THE PROBLEM
Go through the records underneath and write each one out again exactly.
--- Start STORED DATA ---
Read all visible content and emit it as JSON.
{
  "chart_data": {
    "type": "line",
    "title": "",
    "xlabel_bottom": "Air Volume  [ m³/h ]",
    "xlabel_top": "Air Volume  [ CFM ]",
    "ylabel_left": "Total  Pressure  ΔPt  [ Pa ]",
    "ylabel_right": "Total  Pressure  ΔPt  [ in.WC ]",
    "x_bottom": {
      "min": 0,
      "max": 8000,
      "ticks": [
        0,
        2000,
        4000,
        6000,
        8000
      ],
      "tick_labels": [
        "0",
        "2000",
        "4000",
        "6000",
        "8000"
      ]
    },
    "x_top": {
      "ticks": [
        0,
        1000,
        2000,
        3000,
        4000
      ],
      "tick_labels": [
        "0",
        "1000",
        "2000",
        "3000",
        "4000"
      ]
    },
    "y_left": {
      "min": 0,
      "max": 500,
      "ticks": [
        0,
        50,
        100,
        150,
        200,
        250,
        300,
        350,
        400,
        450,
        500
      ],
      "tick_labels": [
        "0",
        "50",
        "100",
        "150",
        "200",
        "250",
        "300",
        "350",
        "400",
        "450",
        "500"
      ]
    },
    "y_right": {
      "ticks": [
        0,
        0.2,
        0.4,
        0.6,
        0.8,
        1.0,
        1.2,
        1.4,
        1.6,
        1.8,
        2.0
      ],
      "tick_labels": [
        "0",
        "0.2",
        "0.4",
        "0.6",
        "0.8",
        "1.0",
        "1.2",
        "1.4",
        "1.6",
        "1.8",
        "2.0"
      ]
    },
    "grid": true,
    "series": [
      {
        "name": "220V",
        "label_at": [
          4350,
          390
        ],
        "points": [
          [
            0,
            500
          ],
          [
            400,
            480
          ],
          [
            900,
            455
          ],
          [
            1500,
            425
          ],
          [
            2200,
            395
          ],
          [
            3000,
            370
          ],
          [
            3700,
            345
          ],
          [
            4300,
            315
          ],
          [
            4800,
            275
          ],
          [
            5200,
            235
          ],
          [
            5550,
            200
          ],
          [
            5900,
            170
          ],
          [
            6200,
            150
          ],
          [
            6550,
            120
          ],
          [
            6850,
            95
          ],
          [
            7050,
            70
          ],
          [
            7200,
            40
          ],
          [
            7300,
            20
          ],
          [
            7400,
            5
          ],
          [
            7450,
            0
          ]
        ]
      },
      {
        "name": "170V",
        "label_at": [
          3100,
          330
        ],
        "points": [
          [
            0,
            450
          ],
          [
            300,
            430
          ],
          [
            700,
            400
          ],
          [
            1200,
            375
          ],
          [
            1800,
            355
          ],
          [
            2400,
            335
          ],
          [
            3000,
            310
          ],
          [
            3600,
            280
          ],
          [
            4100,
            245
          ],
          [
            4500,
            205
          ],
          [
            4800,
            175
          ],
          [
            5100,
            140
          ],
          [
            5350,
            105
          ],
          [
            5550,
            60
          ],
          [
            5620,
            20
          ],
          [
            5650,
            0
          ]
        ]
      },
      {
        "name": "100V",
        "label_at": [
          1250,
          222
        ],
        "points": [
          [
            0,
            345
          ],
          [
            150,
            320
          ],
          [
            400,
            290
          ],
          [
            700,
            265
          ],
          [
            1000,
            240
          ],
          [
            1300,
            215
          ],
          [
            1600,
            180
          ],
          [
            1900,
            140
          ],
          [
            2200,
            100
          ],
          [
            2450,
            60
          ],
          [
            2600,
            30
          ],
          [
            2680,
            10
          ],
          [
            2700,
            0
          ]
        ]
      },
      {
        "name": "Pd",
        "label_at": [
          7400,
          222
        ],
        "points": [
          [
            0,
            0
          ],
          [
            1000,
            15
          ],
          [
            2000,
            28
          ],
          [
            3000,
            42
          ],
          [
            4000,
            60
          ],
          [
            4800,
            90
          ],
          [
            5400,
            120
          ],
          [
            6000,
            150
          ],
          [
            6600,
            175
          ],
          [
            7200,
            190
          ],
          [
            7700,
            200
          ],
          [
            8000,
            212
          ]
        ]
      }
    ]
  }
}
--- End STORED DATA ---
COMPLETE OUTPUT
Read all visible content and emit it as JSON.
{
  "chart_data": {
    "type": "line",
    "title": "",
    "xlabel_bottom": "Air Volume  [ m³/h ]",
    "xlabel_top": "Air Volume  [ CFM ]",
    "ylabel_left": "Total  Pressure  ΔPt  [ Pa ]",
    "ylabel_right": "Total  Pressure  ΔPt  [ in.WC ]",
    "x_bottom": {
      "min": 0,
      "max": 8000,
      "ticks": [
        0,
        2000,
        4000,
        6000,
        8000
      ],
      "tick_labels": [
        "0",
        "2000",
        "4000",
        "6000",
        "8000"
      ]
    },
    "x_top": {
      "ticks": [
        0,
        1000,
        2000,
        3000,
        4000
      ],
      "tick_labels": [
        "0",
        "1000",
        "2000",
        "3000",
        "4000"
      ]
    },
    "y_left": {
      "min": 0,
      "max": 500,
      "ticks": [
        0,
        50,
        100,
        150,
        200,
        250,
        300,
        350,
        400,
        450,
        500
      ],
      "tick_labels": [
        "0",
        "50",
        "100",
        "150",
        "200",
        "250",
        "300",
        "350",
        "400",
        "450",
        "500"
      ]
    },
    "y_right": {
      "ticks": [
        0,
        0.2,
        0.4,
        0.6,
        0.8,
        1.0,
        1.2,
        1.4,
        1.6,
        1.8,
        2.0
      ],
      "tick_labels": [
        "0",
        "0.2",
        "0.4",
        "0.6",
        "0.8",
        "1.0",
        "1.2",
        "1.4",
        "1.6",
        "1.8",
        "2.0"
      ]
    },
    "grid": true,
    "series": [
      {
        "name": "220V",
        "label_at": [
          4350,
          390
        ],
        "points": [
          [
            0,
            500
          ],
          [
            400,
            480
          ],
          [
            900,
            455
          ],
          [
            1500,
            425
          ],
          [
            2200,
            395
          ],
          [
            3000,
            370
          ],
          [
            3700,
            345
          ],
          [
            4300,
            315
          ],
          [
            4800,
            275
          ],
          [
            5200,
            235
          ],
          [
            5550,
            200
          ],
          [
            5900,
            170
          ],
          [
            6200,
            150
          ],
          [
            6550,
            120
          ],
          [
            6850,
            95
          ],
          [
            7050,
            70
          ],
          [
            7200,
            40
          ],
          [
            7300,
            20
          ],
          [
            7400,
            5
          ],
          [
            7450,
            0
          ]
        ]
      },
      {
        "name": "170V",
        "label_at": [
          3100,
          330
        ],
        "points": [
          [
            0,
            450
          ],
          [
            300,
            430
          ],
          [
            700,
            400
          ],
          [
            1200,
            375
          ],
          [
            1800,
            355
          ],
          [
            2400,
            335
          ],
          [
            3000,
            310
          ],
          [
            3600,
            280
          ],
          [
            4100,
            245
          ],
          [
            4500,
            205
          ],
          [
            4800,
            175
          ],
          [
            5100,
            140
          ],
          [
            5350,
            105
          ],
          [
            5550,
            60
          ],
          [
            5620,
            20
          ],
          [
            5650,
            0
          ]
        ]
      },
      {
        "name": "100V",
        "label_at": [
          1250,
          222
        ],
        "points": [
          [
            0,
            345
          ],
          [
            150,
            320
          ],
          [
            400,
            290
          ],
          [
            700,
            265
          ],
          [
            1000,
            240
          ],
          [
            1300,
            215
          ],
          [
            1600,
            180
          ],
          [
            1900,
            140
          ],
          [
            2200,
            100
          ],
          [
            2450,
            60
          ],
          [
            2600,
            30
          ],
          [
            2680,
            10
          ],
          [
            2700,
            0
          ]
        ]
      },
      {
        "name": "Pd",
        "label_at": [
          7400,
          222
        ],
        "points": [
          [
            0,
            0
          ],
          [
            1000,
            15
          ],
          [
            2000,
            28
          ],
          [
            3000,
            42
          ],
          [
            4000,
            60
          ],
          [
            4800,
            90
          ],
          [
            5400,
            120
          ],
          [
            6000,
            150
          ],
          [
            6600,
            175
          ],
          [
            7200,
            190
          ],
          [
            7700,
            200
          ],
          [
            8000,
            212
          ]
        ]
      }
    ]
  }
}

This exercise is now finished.